Lines holding the string "TradingView" are the ones to copy from this listing.
================================
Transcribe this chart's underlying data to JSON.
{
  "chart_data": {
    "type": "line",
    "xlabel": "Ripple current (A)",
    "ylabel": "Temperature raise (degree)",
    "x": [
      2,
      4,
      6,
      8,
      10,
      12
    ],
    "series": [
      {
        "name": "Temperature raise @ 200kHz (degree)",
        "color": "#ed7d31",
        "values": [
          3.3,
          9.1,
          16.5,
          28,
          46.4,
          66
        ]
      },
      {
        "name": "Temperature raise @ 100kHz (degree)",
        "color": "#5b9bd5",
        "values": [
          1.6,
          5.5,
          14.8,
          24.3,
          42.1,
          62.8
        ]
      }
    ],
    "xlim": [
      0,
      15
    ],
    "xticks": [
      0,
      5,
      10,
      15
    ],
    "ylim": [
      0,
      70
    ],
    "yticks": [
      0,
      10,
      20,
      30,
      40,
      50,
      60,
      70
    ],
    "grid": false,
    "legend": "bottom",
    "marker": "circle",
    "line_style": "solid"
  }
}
================================
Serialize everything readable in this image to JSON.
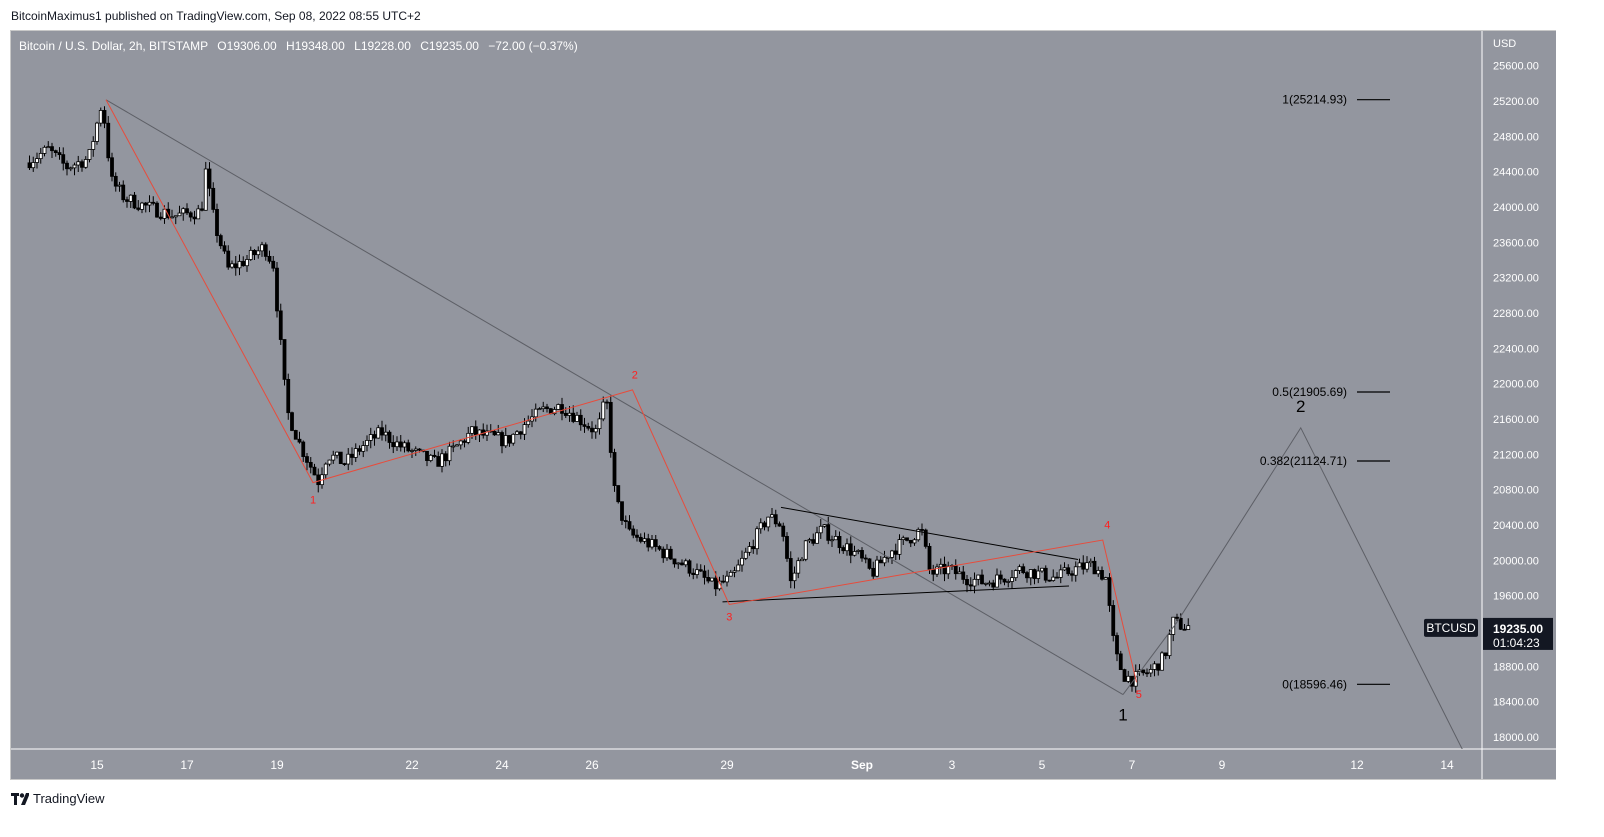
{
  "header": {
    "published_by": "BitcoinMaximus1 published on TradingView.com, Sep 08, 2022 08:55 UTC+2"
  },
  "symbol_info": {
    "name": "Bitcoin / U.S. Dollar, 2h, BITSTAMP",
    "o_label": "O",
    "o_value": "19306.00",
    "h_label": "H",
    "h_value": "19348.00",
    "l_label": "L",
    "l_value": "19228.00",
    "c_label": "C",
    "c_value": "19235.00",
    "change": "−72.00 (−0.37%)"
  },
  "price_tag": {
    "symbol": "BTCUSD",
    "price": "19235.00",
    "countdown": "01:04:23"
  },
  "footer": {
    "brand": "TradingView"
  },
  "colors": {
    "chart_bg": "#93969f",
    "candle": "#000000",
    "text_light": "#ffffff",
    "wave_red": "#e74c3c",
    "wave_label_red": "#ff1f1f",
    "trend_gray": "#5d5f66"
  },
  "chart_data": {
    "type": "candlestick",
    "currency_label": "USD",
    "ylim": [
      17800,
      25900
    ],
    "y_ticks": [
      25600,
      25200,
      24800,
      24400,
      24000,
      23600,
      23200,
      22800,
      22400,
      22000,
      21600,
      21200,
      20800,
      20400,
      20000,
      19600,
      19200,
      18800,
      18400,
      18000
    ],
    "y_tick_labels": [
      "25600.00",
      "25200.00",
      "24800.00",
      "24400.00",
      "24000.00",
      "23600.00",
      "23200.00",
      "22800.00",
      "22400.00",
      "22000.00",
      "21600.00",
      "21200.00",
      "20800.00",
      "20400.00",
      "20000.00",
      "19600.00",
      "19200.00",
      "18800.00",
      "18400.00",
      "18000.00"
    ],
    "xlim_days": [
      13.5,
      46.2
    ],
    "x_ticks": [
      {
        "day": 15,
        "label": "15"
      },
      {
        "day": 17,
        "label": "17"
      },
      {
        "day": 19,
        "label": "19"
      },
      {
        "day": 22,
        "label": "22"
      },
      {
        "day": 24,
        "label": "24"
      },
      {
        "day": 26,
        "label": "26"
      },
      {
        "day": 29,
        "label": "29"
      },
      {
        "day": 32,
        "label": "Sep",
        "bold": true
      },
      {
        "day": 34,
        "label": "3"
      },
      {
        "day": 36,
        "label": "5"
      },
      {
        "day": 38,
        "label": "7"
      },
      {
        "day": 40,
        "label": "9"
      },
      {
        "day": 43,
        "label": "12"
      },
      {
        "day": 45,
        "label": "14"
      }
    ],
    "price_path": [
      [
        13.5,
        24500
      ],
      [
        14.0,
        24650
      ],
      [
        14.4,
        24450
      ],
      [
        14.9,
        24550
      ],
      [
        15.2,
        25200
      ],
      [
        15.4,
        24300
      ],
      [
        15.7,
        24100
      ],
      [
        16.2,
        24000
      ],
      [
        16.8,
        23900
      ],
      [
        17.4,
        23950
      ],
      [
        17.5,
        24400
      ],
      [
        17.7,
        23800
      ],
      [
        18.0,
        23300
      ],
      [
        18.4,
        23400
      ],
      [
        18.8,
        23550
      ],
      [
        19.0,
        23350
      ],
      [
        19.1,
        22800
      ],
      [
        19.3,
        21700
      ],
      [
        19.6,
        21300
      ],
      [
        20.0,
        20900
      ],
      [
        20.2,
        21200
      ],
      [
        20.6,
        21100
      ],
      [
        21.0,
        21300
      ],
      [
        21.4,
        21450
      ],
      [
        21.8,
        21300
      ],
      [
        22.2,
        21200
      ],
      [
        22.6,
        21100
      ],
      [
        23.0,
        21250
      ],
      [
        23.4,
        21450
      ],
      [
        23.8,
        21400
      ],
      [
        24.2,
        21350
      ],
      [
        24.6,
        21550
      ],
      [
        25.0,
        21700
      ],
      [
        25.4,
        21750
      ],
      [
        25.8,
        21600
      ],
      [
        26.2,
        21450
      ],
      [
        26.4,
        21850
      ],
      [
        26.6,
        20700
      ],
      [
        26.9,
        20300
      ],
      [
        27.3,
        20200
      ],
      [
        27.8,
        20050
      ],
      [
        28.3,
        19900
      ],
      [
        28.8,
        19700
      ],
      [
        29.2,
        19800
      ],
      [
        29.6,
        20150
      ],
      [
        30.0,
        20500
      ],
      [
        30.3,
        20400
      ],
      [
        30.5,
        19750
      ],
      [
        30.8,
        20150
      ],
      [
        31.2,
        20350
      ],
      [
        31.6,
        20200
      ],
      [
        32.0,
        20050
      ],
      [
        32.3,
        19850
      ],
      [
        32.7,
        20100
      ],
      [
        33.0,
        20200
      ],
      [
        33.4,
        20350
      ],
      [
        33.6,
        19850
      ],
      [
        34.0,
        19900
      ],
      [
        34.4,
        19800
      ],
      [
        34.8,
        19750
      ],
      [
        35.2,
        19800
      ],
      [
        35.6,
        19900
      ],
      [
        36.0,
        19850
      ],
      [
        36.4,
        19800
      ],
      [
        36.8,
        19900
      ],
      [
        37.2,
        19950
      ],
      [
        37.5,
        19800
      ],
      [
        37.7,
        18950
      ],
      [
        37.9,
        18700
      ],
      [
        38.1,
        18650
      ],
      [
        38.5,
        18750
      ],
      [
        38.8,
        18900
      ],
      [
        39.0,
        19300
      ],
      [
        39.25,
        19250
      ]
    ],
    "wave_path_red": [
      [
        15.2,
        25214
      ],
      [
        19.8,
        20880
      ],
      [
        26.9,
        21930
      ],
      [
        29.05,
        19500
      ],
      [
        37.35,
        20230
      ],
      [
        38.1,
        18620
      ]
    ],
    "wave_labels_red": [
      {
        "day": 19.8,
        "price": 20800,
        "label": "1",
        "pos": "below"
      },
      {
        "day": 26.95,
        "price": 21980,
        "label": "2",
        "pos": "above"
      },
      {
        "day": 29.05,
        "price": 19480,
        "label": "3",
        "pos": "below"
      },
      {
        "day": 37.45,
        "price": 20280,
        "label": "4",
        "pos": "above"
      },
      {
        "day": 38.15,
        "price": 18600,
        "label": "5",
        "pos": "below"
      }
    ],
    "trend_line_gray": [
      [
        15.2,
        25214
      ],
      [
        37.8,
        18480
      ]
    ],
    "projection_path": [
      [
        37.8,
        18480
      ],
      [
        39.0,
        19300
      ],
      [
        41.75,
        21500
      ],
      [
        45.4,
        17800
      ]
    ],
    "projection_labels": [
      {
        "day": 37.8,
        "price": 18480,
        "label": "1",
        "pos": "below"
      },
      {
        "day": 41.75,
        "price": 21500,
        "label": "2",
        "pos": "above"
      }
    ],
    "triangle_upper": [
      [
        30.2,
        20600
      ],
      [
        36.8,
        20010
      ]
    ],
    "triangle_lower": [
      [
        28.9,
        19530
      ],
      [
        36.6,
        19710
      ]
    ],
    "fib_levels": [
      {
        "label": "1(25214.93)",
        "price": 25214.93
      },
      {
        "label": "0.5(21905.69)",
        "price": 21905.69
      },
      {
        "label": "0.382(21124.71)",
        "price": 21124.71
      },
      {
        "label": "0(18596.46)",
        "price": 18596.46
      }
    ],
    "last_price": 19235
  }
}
================================
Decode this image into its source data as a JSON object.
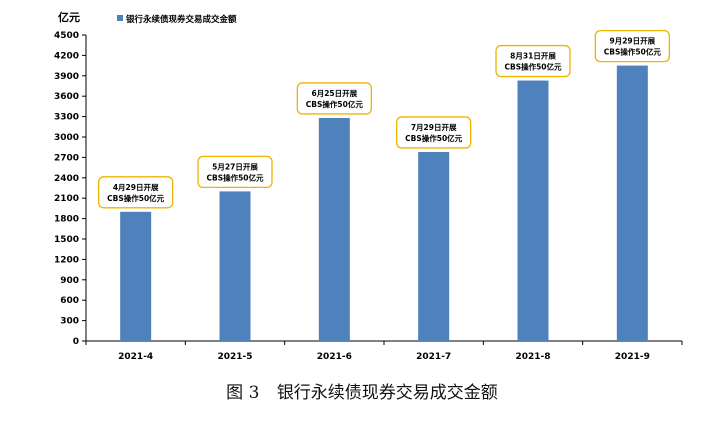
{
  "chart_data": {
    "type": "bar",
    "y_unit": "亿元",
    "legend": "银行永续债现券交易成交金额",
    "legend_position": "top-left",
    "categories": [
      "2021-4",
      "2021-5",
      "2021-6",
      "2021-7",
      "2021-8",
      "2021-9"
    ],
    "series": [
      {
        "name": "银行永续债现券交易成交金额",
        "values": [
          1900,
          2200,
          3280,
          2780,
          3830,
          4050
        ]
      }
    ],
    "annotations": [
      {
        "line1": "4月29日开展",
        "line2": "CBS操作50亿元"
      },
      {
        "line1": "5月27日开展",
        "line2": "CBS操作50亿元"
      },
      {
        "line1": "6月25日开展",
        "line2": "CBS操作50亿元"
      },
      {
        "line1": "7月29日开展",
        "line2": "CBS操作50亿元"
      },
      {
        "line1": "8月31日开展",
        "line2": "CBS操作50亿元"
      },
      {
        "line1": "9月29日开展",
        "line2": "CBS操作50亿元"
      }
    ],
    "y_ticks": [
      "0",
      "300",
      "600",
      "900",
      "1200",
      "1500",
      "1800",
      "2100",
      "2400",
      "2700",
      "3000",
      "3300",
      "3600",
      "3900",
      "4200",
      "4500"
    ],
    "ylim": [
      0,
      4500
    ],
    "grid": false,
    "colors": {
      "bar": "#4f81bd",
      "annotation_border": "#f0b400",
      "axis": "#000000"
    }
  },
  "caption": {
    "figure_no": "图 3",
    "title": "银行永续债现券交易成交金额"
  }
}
================================
**OUTPUT OF THE TASK**:
    "published_by": "BitcoinMaximus1 published on TradingView.com, Sep 08, 2022 08:55 UTC+2"
    "brand": "TradingView"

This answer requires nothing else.